(Data records)
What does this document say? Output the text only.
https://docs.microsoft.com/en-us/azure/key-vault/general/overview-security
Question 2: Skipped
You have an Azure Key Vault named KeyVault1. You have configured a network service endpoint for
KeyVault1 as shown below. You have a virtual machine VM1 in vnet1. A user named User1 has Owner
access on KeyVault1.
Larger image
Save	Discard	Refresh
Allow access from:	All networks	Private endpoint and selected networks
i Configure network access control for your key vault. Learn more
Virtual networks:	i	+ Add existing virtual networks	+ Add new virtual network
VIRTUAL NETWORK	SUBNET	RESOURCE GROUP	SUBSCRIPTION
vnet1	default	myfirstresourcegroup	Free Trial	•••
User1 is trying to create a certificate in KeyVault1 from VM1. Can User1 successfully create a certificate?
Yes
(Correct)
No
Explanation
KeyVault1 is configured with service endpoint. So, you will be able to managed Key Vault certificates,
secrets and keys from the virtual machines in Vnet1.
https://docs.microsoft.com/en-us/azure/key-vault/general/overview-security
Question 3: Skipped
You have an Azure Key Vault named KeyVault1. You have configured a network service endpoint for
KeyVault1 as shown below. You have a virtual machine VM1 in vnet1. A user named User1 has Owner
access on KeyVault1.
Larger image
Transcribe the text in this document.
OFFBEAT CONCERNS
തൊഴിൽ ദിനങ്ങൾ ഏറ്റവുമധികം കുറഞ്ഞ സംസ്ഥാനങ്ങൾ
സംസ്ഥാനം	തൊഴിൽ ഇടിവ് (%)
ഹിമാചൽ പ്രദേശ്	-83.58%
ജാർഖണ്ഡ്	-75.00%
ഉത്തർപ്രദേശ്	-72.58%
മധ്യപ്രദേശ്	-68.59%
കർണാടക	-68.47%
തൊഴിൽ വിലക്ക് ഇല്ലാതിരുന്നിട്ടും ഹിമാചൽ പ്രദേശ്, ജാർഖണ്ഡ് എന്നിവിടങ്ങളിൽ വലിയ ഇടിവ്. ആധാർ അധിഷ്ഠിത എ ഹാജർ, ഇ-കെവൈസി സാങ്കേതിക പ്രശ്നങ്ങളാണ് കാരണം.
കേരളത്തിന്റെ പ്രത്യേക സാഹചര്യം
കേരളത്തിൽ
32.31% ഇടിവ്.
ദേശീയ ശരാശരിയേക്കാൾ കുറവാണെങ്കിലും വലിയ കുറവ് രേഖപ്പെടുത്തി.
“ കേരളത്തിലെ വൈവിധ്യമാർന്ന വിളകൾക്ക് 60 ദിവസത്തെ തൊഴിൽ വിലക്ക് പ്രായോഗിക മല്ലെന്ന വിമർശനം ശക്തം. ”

### What to do
From the records above, extract every entry verbatim.

### Solved problem
What does this document say? Output the text only.
https://docs.microsoft.com/en-us/azure/key-vault/general/overview-security
Question 2: Skipped
You have an Azure Key Vault named KeyVault1. You have configured a network service endpoint for
KeyVault1 as shown below. You have a virtual machine VM1 in vnet1. A user named User1 has Owner
access on KeyVault1.
Larger image
Save	Discard	Refresh
Allow access from:	All networks	Private endpoint and selected networks
i Configure network access control for your key vault. Learn more
Virtual networks:	i	+ Add existing virtual networks	+ Add new virtual network
VIRTUAL NETWORK	SUBNET	RESOURCE GROUP	SUBSCRIPTION
vnet1	default	myfirstresourcegroup	Free Trial	•••
User1 is trying to create a certificate in KeyVault1 from VM1. Can User1 successfully create a certificate?
Yes
(Correct)
No
Explanation
KeyVault1 is configured with service endpoint. So, you will be able to managed Key Vault certificates,
secrets and keys from the virtual machines in Vnet1.
https://docs.microsoft.com/en-us/azure/key-vault/general/overview-security
Question 3: Skipped
You have an Azure Key Vault named KeyVault1. You have configured a network service endpoint for
KeyVault1 as shown below. You have a virtual machine VM1 in vnet1. A user named User1 has Owner
access on KeyVault1.
Larger image
Transcribe the text in this document.
OFFBEAT CONCERNS
തൊഴിൽ ദിനങ്ങൾ ഏറ്റവുമധികം കുറഞ്ഞ സംസ്ഥാനങ്ങൾ
സംസ്ഥാനം	തൊഴിൽ ഇടിവ് (%)
ഹിമാചൽ പ്രദേശ്	-83.58%
ജാർഖണ്ഡ്	-75.00%
ഉത്തർപ്രദേശ്	-72.58%
മധ്യപ്രദേശ്	-68.59%
കർണാടക	-68.47%
തൊഴിൽ വിലക്ക് ഇല്ലാതിരുന്നിട്ടും ഹിമാചൽ പ്രദേശ്, ജാർഖണ്ഡ് എന്നിവിടങ്ങളിൽ വലിയ ഇടിവ്. ആധാർ അധിഷ്ഠിത എ ഹാജർ, ഇ-കെവൈസി സാങ്കേതിക പ്രശ്നങ്ങളാണ് കാരണം.
കേരളത്തിന്റെ പ്രത്യേക സാഹചര്യം
കേരളത്തിൽ
32.31% ഇടിവ്.
ദേശീയ ശരാശരിയേക്കാൾ കുറവാണെങ്കിലും വലിയ കുറവ് രേഖപ്പെടുത്തി.
“ കേരളത്തിലെ വൈവിധ്യമാർന്ന വിളകൾക്ക് 60 ദിവസത്തെ തൊഴിൽ വിലക്ക് പ്രായോഗിക മല്ലെന്ന വിമർശനം ശക്തം. ”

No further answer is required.